Data excerpts:
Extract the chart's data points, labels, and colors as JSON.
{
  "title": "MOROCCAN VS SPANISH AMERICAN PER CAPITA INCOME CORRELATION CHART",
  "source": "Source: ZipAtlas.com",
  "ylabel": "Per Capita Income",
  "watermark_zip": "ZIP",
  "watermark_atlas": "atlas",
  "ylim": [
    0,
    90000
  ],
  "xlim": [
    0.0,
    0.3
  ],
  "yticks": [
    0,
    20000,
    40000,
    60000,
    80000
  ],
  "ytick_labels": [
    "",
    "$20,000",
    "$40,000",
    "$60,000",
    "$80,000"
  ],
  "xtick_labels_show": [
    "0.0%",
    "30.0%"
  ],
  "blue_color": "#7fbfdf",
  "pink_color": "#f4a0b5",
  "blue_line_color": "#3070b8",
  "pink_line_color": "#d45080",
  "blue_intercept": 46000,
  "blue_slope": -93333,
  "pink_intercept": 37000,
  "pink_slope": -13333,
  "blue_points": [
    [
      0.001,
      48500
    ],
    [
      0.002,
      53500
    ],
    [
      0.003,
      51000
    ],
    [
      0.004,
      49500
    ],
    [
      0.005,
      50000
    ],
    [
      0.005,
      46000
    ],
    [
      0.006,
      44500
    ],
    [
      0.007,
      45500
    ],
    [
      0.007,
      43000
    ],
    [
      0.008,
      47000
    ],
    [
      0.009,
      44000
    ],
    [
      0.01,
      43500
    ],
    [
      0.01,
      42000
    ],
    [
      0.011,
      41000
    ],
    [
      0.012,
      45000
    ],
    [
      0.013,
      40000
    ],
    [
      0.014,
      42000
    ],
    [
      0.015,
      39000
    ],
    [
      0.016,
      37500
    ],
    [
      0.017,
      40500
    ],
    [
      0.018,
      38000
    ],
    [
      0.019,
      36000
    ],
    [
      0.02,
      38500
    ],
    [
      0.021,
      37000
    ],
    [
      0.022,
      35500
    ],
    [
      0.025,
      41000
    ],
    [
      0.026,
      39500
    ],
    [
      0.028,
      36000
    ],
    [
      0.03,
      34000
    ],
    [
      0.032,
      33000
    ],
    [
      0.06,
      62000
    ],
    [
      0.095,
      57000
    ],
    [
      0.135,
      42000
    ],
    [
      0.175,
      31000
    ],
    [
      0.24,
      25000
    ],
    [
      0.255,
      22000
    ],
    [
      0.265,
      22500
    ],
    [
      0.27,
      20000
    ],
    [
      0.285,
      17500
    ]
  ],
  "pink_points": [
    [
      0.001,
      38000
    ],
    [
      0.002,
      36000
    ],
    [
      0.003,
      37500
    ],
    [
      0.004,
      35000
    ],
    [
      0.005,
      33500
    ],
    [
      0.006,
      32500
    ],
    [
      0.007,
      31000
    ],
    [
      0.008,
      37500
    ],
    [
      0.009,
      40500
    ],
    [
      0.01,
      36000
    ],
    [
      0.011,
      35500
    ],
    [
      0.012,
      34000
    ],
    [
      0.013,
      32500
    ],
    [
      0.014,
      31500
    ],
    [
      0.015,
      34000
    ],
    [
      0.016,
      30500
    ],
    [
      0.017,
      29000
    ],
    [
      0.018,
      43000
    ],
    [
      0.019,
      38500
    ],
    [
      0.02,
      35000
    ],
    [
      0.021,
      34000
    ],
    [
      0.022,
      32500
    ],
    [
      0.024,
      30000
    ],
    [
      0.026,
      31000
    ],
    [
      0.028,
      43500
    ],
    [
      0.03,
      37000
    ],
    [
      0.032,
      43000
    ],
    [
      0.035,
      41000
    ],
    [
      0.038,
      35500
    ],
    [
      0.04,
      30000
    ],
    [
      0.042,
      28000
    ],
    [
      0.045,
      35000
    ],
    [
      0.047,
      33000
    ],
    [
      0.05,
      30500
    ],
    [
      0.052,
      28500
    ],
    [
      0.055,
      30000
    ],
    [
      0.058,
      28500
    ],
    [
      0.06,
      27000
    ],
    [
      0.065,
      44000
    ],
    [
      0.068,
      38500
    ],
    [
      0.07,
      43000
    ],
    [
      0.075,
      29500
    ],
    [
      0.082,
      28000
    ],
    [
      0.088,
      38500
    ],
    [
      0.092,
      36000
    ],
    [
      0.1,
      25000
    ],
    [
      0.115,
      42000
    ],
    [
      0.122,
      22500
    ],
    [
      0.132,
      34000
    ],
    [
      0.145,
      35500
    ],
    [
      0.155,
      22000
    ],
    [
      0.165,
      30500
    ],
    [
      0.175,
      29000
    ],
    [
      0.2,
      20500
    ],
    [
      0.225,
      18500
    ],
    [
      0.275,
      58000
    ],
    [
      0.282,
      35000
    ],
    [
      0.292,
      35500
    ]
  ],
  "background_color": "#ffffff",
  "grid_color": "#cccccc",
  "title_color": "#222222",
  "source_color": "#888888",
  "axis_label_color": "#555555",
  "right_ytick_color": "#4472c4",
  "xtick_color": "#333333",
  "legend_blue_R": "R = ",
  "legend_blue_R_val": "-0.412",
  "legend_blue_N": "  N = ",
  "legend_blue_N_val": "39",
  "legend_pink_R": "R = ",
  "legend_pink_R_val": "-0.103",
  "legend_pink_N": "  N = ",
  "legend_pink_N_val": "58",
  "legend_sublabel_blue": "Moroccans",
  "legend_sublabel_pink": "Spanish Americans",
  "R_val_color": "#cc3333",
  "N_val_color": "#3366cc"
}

Given exercise: Restate all of the entries above precisely.

Exercise output:
Extract the chart's data points, labels, and colors as JSON.
{
  "title": "MOROCCAN VS SPANISH AMERICAN PER CAPITA INCOME CORRELATION CHART",
  "source": "Source: ZipAtlas.com",
  "ylabel": "Per Capita Income",
  "watermark_zip": "ZIP",
  "watermark_atlas": "atlas",
  "ylim": [
    0,
    90000
  ],
  "xlim": [
    0.0,
    0.3
  ],
  "yticks": [
    0,
    20000,
    40000,
    60000,
    80000
  ],
  "ytick_labels": [
    "",
    "$20,000",
    "$40,000",
    "$60,000",
    "$80,000"
  ],
  "xtick_labels_show": [
    "0.0%",
    "30.0%"
  ],
  "blue_color": "#7fbfdf",
  "pink_color": "#f4a0b5",
  "blue_line_color": "#3070b8",
  "pink_line_color": "#d45080",
  "blue_intercept": 46000,
  "blue_slope": -93333,
  "pink_intercept": 37000,
  "pink_slope": -13333,
  "blue_points": [
    [
      0.001,
      48500
    ],
    [
      0.002,
      53500
    ],
    [
      0.003,
      51000
    ],
    [
      0.004,
      49500
    ],
    [
      0.005,
      50000
    ],
    [
      0.005,
      46000
    ],
    [
      0.006,
      44500
    ],
    [
      0.007,
      45500
    ],
    [
      0.007,
      43000
    ],
    [
      0.008,
      47000
    ],
    [
      0.009,
      44000
    ],
    [
      0.01,
      43500
    ],
    [
      0.01,
      42000
    ],
    [
      0.011,
      41000
    ],
    [
      0.012,
      45000
    ],
    [
      0.013,
      40000
    ],
    [
      0.014,
      42000
    ],
    [
      0.015,
      39000
    ],
    [
      0.016,
      37500
    ],
    [
      0.017,
      40500
    ],
    [
      0.018,
      38000
    ],
    [
      0.019,
      36000
    ],
    [
      0.02,
      38500
    ],
    [
      0.021,
      37000
    ],
    [
      0.022,
      35500
    ],
    [
      0.025,
      41000
    ],
    [
      0.026,
      39500
    ],
    [
      0.028,
      36000
    ],
    [
      0.03,
      34000
    ],
    [
      0.032,
      33000
    ],
    [
      0.06,
      62000
    ],
    [
      0.095,
      57000
    ],
    [
      0.135,
      42000
    ],
    [
      0.175,
      31000
    ],
    [
      0.24,
      25000
    ],
    [
      0.255,
      22000
    ],
    [
      0.265,
      22500
    ],
    [
      0.27,
      20000
    ],
    [
      0.285,
      17500
    ]
  ],
  "pink_points": [
    [
      0.001,
      38000
    ],
    [
      0.002,
      36000
    ],
    [
      0.003,
      37500
    ],
    [
      0.004,
      35000
    ],
    [
      0.005,
      33500
    ],
    [
      0.006,
      32500
    ],
    [
      0.007,
      31000
    ],
    [
      0.008,
      37500
    ],
    [
      0.009,
      40500
    ],
    [
      0.01,
      36000
    ],
    [
      0.011,
      35500
    ],
    [
      0.012,
      34000
    ],
    [
      0.013,
      32500
    ],
    [
      0.014,
      31500
    ],
    [
      0.015,
      34000
    ],
    [
      0.016,
      30500
    ],
    [
      0.017,
      29000
    ],
    [
      0.018,
      43000
    ],
    [
      0.019,
      38500
    ],
    [
      0.02,
      35000
    ],
    [
      0.021,
      34000
    ],
    [
      0.022,
      32500
    ],
    [
      0.024,
      30000
    ],
    [
      0.026,
      31000
    ],
    [
      0.028,
      43500
    ],
    [
      0.03,
      37000
    ],
    [
      0.032,
      43000
    ],
    [
      0.035,
      41000
    ],
    [
      0.038,
      35500
    ],
    [
      0.04,
      30000
    ],
    [
      0.042,
      28000
    ],
    [
      0.045,
      35000
    ],
    [
      0.047,
      33000
    ],
    [
      0.05,
      30500
    ],
    [
      0.052,
      28500
    ],
    [
      0.055,
      30000
    ],
    [
      0.058,
      28500
    ],
    [
      0.06,
      27000
    ],
    [
      0.065,
      44000
    ],
    [
      0.068,
      38500
    ],
    [
      0.07,
      43000
    ],
    [
      0.075,
      29500
    ],
    [
      0.082,
      28000
    ],
    [
      0.088,
      38500
    ],
    [
      0.092,
      36000
    ],
    [
      0.1,
      25000
    ],
    [
      0.115,
      42000
    ],
    [
      0.122,
      22500
    ],
    [
      0.132,
      34000
    ],
    [
      0.145,
      35500
    ],
    [
      0.155,
      22000
    ],
    [
      0.165,
      30500
    ],
    [
      0.175,
      29000
    ],
    [
      0.2,
      20500
    ],
    [
      0.225,
      18500
    ],
    [
      0.275,
      58000
    ],
    [
      0.282,
      35000
    ],
    [
      0.292,
      35500
    ]
  ],
  "background_color": "#ffffff",
  "grid_color": "#cccccc",
  "title_color": "#222222",
  "source_color": "#888888",
  "axis_label_color": "#555555",
  "right_ytick_color": "#4472c4",
  "xtick_color": "#333333",
  "legend_blue_R": "R = ",
  "legend_blue_R_val": "-0.412",
  "legend_blue_N": "  N = ",
  "legend_blue_N_val": "39",
  "legend_pink_R": "R = ",
  "legend_pink_R_val": "-0.103",
  "legend_pink_N": "  N = ",
  "legend_pink_N_val": "58",
  "legend_sublabel_blue": "Moroccans",
  "legend_sublabel_pink": "Spanish Americans",
  "R_val_color": "#cc3333",
  "N_val_color": "#3366cc"
}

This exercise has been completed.